● **Stated exercise**:
Filter the entries below, keeping only lines with the word "Post".

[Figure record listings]
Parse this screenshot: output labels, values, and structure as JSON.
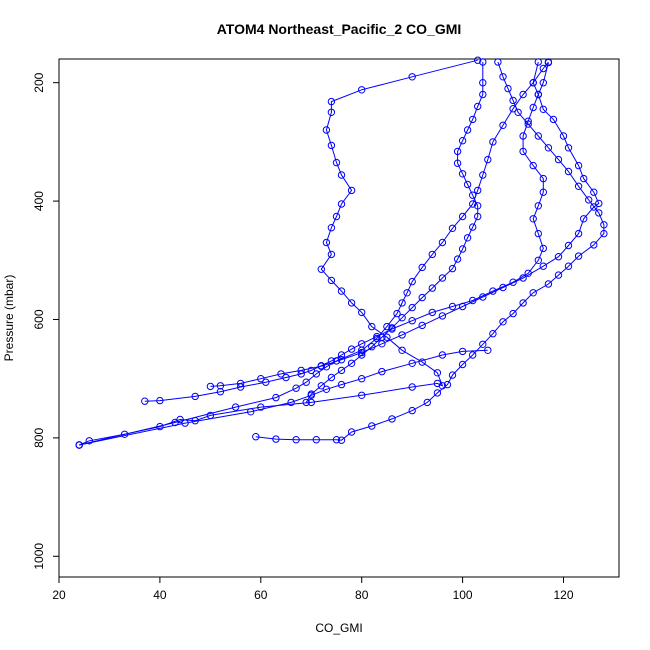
{
  "chart_data": {
    "type": "line",
    "title": "ATOM4 Northeast_Pacific_2 CO_GMI",
    "xlabel": "CO_GMI",
    "ylabel": "Pressure (mbar)",
    "xlim": [
      20,
      131
    ],
    "ylim": [
      1035,
      160
    ],
    "y_reversed": true,
    "x_ticks": [
      20,
      40,
      60,
      80,
      100,
      120
    ],
    "y_ticks": [
      200,
      400,
      600,
      800,
      1000
    ],
    "grid": false,
    "legend": "none",
    "color": "#0000ff",
    "marker": "open-circle",
    "series": [
      {
        "values": [
          [
            24,
            812
          ],
          [
            26,
            805
          ],
          [
            33,
            794
          ],
          [
            40,
            781
          ],
          [
            44,
            769
          ],
          [
            47,
            771
          ],
          [
            50,
            762
          ],
          [
            60,
            748
          ],
          [
            70,
            740
          ],
          [
            80,
            728
          ],
          [
            90,
            714
          ],
          [
            95,
            708
          ],
          [
            96,
            712
          ],
          [
            95,
            690
          ],
          [
            92,
            672
          ],
          [
            88,
            652
          ],
          [
            85,
            630
          ],
          [
            82,
            612
          ],
          [
            80,
            588
          ],
          [
            78,
            572
          ],
          [
            76,
            552
          ],
          [
            74,
            534
          ],
          [
            72,
            515
          ],
          [
            74,
            490
          ],
          [
            73,
            470
          ],
          [
            74,
            445
          ],
          [
            75,
            426
          ],
          [
            76,
            405
          ],
          [
            78,
            382
          ],
          [
            76,
            356
          ],
          [
            75,
            335
          ],
          [
            74,
            306
          ],
          [
            73,
            280
          ],
          [
            74,
            250
          ],
          [
            74,
            232
          ],
          [
            80,
            212
          ],
          [
            90,
            190
          ],
          [
            103,
            162
          ]
        ]
      },
      {
        "values": [
          [
            24,
            812
          ],
          [
            43,
            774
          ],
          [
            55,
            748
          ],
          [
            63,
            732
          ],
          [
            67,
            716
          ],
          [
            69,
            706
          ],
          [
            71,
            692
          ],
          [
            73,
            680
          ],
          [
            75,
            670
          ],
          [
            80,
            652
          ],
          [
            83,
            632
          ],
          [
            85,
            612
          ],
          [
            87,
            590
          ],
          [
            88,
            572
          ],
          [
            89,
            555
          ],
          [
            90,
            536
          ],
          [
            92,
            512
          ],
          [
            94,
            490
          ],
          [
            96,
            470
          ],
          [
            98,
            446
          ],
          [
            100,
            426
          ],
          [
            102,
            405
          ],
          [
            103,
            382
          ],
          [
            104,
            356
          ],
          [
            105,
            330
          ],
          [
            106,
            300
          ],
          [
            108,
            272
          ],
          [
            110,
            244
          ],
          [
            112,
            220
          ],
          [
            114,
            200
          ],
          [
            116,
            176
          ],
          [
            117,
            165
          ]
        ]
      },
      {
        "values": [
          [
            24,
            812
          ],
          [
            45,
            775
          ],
          [
            58,
            756
          ],
          [
            66,
            740
          ],
          [
            70,
            728
          ],
          [
            73,
            718
          ],
          [
            76,
            710
          ],
          [
            80,
            700
          ],
          [
            84,
            688
          ],
          [
            90,
            674
          ],
          [
            96,
            660
          ],
          [
            100,
            654
          ],
          [
            105,
            652
          ]
        ]
      },
      {
        "values": [
          [
            37,
            738
          ],
          [
            40,
            737
          ],
          [
            47,
            730
          ],
          [
            52,
            722
          ],
          [
            56,
            714
          ],
          [
            61,
            706
          ],
          [
            65,
            698
          ],
          [
            68,
            692
          ],
          [
            70,
            686
          ],
          [
            72,
            678
          ],
          [
            74,
            670
          ],
          [
            76,
            660
          ],
          [
            78,
            650
          ],
          [
            80,
            641
          ],
          [
            83,
            629
          ],
          [
            86,
            616
          ],
          [
            90,
            602
          ],
          [
            94,
            588
          ],
          [
            98,
            578
          ],
          [
            102,
            568
          ],
          [
            106,
            552
          ],
          [
            110,
            537
          ],
          [
            113,
            522
          ],
          [
            115,
            500
          ],
          [
            116,
            480
          ],
          [
            115,
            455
          ],
          [
            114,
            430
          ],
          [
            115,
            408
          ],
          [
            116,
            385
          ],
          [
            116,
            362
          ],
          [
            114,
            340
          ],
          [
            112,
            316
          ],
          [
            112,
            290
          ],
          [
            113,
            265
          ],
          [
            114,
            242
          ],
          [
            115,
            220
          ],
          [
            116,
            200
          ],
          [
            117,
            166
          ]
        ]
      },
      {
        "values": [
          [
            50,
            713
          ],
          [
            52,
            712
          ],
          [
            56,
            708
          ],
          [
            60,
            700
          ],
          [
            64,
            692
          ],
          [
            68,
            686
          ],
          [
            72,
            679
          ],
          [
            76,
            668
          ],
          [
            80,
            656
          ],
          [
            84,
            641
          ],
          [
            88,
            626
          ],
          [
            92,
            610
          ],
          [
            96,
            594
          ],
          [
            100,
            578
          ],
          [
            104,
            562
          ],
          [
            108,
            546
          ],
          [
            112,
            530
          ],
          [
            116,
            510
          ],
          [
            119,
            494
          ],
          [
            121,
            475
          ],
          [
            123,
            455
          ],
          [
            124,
            430
          ],
          [
            126,
            410
          ],
          [
            127,
            404
          ],
          [
            126,
            385
          ],
          [
            124,
            362
          ],
          [
            123,
            340
          ],
          [
            121,
            310
          ],
          [
            120,
            290
          ],
          [
            118,
            262
          ],
          [
            116,
            245
          ],
          [
            115,
            220
          ],
          [
            114,
            200
          ],
          [
            115,
            165
          ]
        ]
      },
      {
        "values": [
          [
            59,
            798
          ],
          [
            63,
            802
          ],
          [
            67,
            803
          ],
          [
            71,
            803
          ],
          [
            75,
            803
          ],
          [
            76,
            804
          ],
          [
            78,
            790
          ],
          [
            82,
            780
          ],
          [
            86,
            768
          ],
          [
            90,
            754
          ],
          [
            93,
            740
          ],
          [
            95,
            724
          ],
          [
            97,
            710
          ],
          [
            98,
            694
          ],
          [
            100,
            676
          ],
          [
            102,
            660
          ],
          [
            104,
            642
          ],
          [
            106,
            624
          ],
          [
            108,
            604
          ],
          [
            110,
            590
          ],
          [
            112,
            572
          ],
          [
            114,
            555
          ],
          [
            117,
            540
          ],
          [
            119,
            525
          ],
          [
            121,
            510
          ],
          [
            123,
            493
          ],
          [
            126,
            474
          ],
          [
            128,
            455
          ],
          [
            128,
            440
          ],
          [
            127,
            420
          ],
          [
            125,
            398
          ],
          [
            123,
            375
          ],
          [
            121,
            350
          ],
          [
            119,
            330
          ],
          [
            117,
            310
          ],
          [
            115,
            290
          ],
          [
            113,
            270
          ],
          [
            111,
            250
          ],
          [
            110,
            230
          ],
          [
            109,
            210
          ],
          [
            108,
            190
          ],
          [
            107,
            165
          ]
        ]
      },
      {
        "values": [
          [
            69,
            740
          ],
          [
            70,
            726
          ],
          [
            72,
            712
          ],
          [
            74,
            698
          ],
          [
            76,
            686
          ],
          [
            78,
            674
          ],
          [
            80,
            660
          ],
          [
            82,
            646
          ],
          [
            84,
            630
          ],
          [
            86,
            614
          ],
          [
            88,
            597
          ],
          [
            90,
            580
          ],
          [
            92,
            563
          ],
          [
            94,
            547
          ],
          [
            96,
            530
          ],
          [
            98,
            514
          ],
          [
            99,
            498
          ],
          [
            100,
            481
          ],
          [
            101,
            462
          ],
          [
            102,
            444
          ],
          [
            103,
            426
          ],
          [
            103,
            408
          ],
          [
            102,
            390
          ],
          [
            101,
            372
          ],
          [
            100,
            354
          ],
          [
            99,
            336
          ],
          [
            99,
            316
          ],
          [
            100,
            298
          ],
          [
            101,
            280
          ],
          [
            102,
            262
          ],
          [
            103,
            240
          ],
          [
            104,
            220
          ],
          [
            104,
            200
          ],
          [
            104,
            165
          ]
        ]
      }
    ]
  }
}
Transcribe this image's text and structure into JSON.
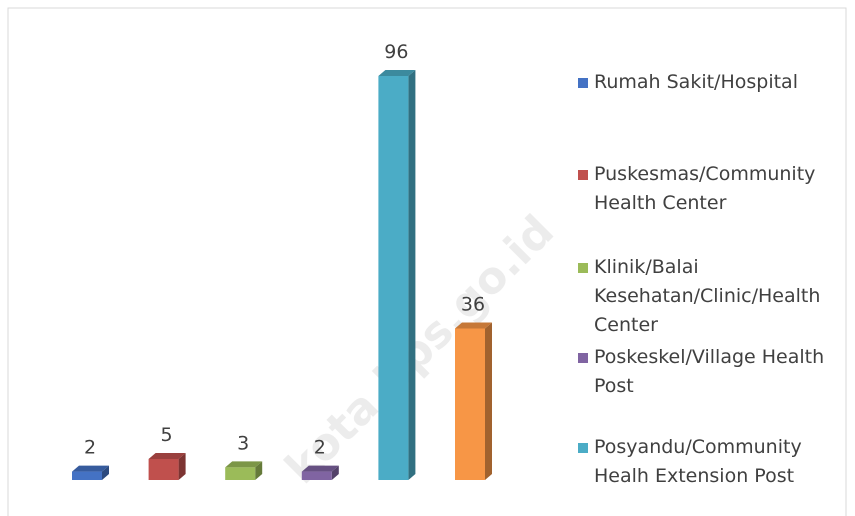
{
  "chart_data": {
    "type": "bar3d",
    "categories": [
      "Rumah Sakit/Hospital",
      "Puskesmas/Community Health Center",
      "Klinik/Balai Kesehatan/Clinic/Health Center",
      "Poskeskel/Village Health Post",
      "Posyandu/Community Healh Extension Post",
      null
    ],
    "values": [
      2,
      5,
      3,
      2,
      96,
      36
    ],
    "colors": [
      "#4472c4",
      "#c0504d",
      "#9bbb59",
      "#8064a2",
      "#4bacc6",
      "#f79646"
    ],
    "legend": "right",
    "watermark": "kota.bps.go.id"
  }
}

● **Output of the exercise**:
      "Poskeskel/Village Health Post",
      "Posyandu/Community Healh Extension Post",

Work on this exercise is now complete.